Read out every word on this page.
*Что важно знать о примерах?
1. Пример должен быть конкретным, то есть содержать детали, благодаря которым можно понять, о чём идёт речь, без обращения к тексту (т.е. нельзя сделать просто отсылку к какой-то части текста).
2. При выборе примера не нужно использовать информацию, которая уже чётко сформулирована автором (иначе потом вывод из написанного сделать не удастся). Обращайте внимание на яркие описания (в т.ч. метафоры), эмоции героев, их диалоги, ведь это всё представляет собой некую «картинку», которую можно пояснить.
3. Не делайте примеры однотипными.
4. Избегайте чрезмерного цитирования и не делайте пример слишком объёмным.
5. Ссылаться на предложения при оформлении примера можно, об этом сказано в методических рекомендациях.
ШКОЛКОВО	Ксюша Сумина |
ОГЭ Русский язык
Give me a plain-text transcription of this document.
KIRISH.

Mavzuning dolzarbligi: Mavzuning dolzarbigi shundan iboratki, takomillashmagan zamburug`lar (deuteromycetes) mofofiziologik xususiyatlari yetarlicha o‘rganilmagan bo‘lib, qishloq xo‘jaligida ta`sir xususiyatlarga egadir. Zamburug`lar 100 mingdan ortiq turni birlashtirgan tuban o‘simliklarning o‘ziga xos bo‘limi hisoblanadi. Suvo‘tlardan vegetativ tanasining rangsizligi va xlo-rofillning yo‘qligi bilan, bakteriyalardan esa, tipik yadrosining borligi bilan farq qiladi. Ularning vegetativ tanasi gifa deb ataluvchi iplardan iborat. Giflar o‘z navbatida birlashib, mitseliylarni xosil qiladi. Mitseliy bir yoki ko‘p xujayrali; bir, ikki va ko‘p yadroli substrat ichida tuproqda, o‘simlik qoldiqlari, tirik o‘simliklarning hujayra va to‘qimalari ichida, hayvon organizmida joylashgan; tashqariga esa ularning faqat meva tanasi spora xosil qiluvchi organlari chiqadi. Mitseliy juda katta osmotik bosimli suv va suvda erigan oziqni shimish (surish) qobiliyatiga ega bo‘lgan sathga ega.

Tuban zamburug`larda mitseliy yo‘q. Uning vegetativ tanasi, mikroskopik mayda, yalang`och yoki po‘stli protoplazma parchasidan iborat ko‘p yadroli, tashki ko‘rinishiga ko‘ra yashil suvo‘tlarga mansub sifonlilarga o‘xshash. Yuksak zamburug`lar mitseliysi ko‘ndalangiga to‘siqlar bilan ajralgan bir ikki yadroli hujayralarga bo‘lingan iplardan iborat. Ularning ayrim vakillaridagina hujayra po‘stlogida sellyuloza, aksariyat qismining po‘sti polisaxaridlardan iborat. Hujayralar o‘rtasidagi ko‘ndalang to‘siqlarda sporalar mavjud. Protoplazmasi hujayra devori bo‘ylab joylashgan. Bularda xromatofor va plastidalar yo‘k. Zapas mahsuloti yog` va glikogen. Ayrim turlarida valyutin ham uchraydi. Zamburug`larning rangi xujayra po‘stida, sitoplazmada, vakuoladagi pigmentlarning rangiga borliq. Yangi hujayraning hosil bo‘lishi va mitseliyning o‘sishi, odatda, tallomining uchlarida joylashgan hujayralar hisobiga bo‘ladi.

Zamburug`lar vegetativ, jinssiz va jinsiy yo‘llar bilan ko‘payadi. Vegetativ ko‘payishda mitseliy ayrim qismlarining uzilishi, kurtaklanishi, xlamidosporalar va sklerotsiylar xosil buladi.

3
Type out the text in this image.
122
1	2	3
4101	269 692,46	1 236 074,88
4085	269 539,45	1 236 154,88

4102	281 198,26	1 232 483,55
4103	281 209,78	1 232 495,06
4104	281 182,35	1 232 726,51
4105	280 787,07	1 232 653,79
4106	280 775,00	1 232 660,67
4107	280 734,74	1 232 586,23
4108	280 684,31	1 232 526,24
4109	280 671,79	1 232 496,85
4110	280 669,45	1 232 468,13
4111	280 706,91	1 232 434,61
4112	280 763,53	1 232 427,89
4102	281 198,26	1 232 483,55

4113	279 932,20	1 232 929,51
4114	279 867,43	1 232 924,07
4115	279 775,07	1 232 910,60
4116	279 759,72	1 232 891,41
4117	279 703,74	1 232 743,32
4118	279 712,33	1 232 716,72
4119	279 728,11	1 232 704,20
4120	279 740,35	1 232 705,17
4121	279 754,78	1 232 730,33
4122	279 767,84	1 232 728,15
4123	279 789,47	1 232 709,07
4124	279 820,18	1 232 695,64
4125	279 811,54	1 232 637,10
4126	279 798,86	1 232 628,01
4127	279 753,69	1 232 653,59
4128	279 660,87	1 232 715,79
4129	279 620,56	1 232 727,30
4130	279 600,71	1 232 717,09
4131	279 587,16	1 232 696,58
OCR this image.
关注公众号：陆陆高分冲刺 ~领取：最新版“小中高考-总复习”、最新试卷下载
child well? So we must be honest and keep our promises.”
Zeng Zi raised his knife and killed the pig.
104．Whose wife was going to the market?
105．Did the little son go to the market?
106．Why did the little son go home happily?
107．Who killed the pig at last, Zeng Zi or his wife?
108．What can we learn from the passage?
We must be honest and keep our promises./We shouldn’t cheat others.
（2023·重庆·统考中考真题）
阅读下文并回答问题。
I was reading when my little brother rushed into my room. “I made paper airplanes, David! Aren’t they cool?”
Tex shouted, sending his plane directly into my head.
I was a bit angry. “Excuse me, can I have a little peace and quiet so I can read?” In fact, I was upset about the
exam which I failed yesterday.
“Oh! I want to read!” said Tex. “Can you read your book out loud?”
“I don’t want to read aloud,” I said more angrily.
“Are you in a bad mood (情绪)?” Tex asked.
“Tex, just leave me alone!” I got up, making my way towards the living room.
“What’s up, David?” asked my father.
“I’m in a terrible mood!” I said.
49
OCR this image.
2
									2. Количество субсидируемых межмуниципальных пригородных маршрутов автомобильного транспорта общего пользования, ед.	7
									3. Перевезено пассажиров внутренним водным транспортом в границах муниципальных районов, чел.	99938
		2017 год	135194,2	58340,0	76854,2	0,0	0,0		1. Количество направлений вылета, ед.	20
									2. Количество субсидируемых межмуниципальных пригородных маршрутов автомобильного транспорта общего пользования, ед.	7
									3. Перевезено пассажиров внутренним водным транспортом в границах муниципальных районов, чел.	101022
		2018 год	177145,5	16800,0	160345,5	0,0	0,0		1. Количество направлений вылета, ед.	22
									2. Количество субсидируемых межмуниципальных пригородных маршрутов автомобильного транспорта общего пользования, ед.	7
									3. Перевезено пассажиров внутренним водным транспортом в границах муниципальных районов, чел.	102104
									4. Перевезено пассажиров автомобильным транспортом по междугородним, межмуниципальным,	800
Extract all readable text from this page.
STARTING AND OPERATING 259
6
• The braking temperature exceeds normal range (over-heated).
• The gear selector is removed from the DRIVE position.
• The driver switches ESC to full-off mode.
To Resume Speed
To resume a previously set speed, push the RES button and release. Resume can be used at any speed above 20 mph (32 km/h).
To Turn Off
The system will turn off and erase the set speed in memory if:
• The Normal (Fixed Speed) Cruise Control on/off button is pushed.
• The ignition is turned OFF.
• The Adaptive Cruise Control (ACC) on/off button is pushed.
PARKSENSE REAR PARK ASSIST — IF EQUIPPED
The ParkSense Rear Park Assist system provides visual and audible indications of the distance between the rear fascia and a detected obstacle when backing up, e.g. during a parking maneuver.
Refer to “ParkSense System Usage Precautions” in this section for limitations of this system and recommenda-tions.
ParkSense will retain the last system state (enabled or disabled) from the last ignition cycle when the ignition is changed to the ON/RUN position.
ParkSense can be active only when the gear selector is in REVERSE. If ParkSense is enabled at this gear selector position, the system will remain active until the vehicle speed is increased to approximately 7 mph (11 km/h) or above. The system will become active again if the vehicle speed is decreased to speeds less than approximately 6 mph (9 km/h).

=======

▸ **Written instruction**: Pull out every line of the entries that includes the word "this".

▸ **Output**:
Read out every word on this page.
Give me a plain-text transcription of this document.
Type out the text in this image.
OCR this image.
OCR this image.
Extract all readable text from this page.
Refer to “ParkSense System Usage Precautions” in this section for limitations of this system and recommenda-tions.
ParkSense can be active only when the gear selector is in REVERSE. If ParkSense is enabled at this gear selector position, the system will remain active until the vehicle speed is increased to approximately 7 mph (11 km/h) or above. The system will become active again if the vehicle speed is decreased to speeds less than approximately 6 mph (9 km/h).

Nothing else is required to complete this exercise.